>> Begin PROVIDED RECORDS

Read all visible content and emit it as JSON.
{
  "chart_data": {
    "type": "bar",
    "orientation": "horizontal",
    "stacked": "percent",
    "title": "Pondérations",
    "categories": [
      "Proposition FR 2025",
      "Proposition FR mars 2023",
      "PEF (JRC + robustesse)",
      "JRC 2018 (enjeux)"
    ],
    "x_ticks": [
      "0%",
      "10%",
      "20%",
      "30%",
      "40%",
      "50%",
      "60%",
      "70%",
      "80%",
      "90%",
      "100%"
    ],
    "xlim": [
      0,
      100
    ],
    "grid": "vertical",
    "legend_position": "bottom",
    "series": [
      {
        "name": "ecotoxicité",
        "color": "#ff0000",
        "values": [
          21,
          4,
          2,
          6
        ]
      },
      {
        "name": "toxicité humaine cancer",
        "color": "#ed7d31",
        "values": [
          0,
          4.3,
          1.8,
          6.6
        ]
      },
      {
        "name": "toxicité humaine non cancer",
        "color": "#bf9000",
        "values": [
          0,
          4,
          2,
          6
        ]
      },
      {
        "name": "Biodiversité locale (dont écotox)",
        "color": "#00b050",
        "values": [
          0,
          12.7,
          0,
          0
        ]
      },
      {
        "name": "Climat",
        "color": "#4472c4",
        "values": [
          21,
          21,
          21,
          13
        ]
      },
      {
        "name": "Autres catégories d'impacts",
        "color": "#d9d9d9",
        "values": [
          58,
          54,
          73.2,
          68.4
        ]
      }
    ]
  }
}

>> End PROVIDED RECORDS

_TASK GOAL:_ Would you copy out each line exactly as written?

_RESULT OF THIS TASK:_
Read all visible content and emit it as JSON.
{
  "chart_data": {
    "type": "bar",
    "orientation": "horizontal",
    "stacked": "percent",
    "title": "Pondérations",
    "categories": [
      "Proposition FR 2025",
      "Proposition FR mars 2023",
      "PEF (JRC + robustesse)",
      "JRC 2018 (enjeux)"
    ],
    "x_ticks": [
      "0%",
      "10%",
      "20%",
      "30%",
      "40%",
      "50%",
      "60%",
      "70%",
      "80%",
      "90%",
      "100%"
    ],
    "xlim": [
      0,
      100
    ],
    "grid": "vertical",
    "legend_position": "bottom",
    "series": [
      {
        "name": "ecotoxicité",
        "color": "#ff0000",
        "values": [
          21,
          4,
          2,
          6
        ]
      },
      {
        "name": "toxicité humaine cancer",
        "color": "#ed7d31",
        "values": [
          0,
          4.3,
          1.8,
          6.6
        ]
      },
      {
        "name": "toxicité humaine non cancer",
        "color": "#bf9000",
        "values": [
          0,
          4,
          2,
          6
        ]
      },
      {
        "name": "Biodiversité locale (dont écotox)",
        "color": "#00b050",
        "values": [
          0,
          12.7,
          0,
          0
        ]
      },
      {
        "name": "Climat",
        "color": "#4472c4",
        "values": [
          21,
          21,
          21,
          13
        ]
      },
      {
        "name": "Autres catégories d'impacts",
        "color": "#d9d9d9",
        "values": [
          58,
          54,
          73.2,
          68.4
        ]
      }
    ]
  }
}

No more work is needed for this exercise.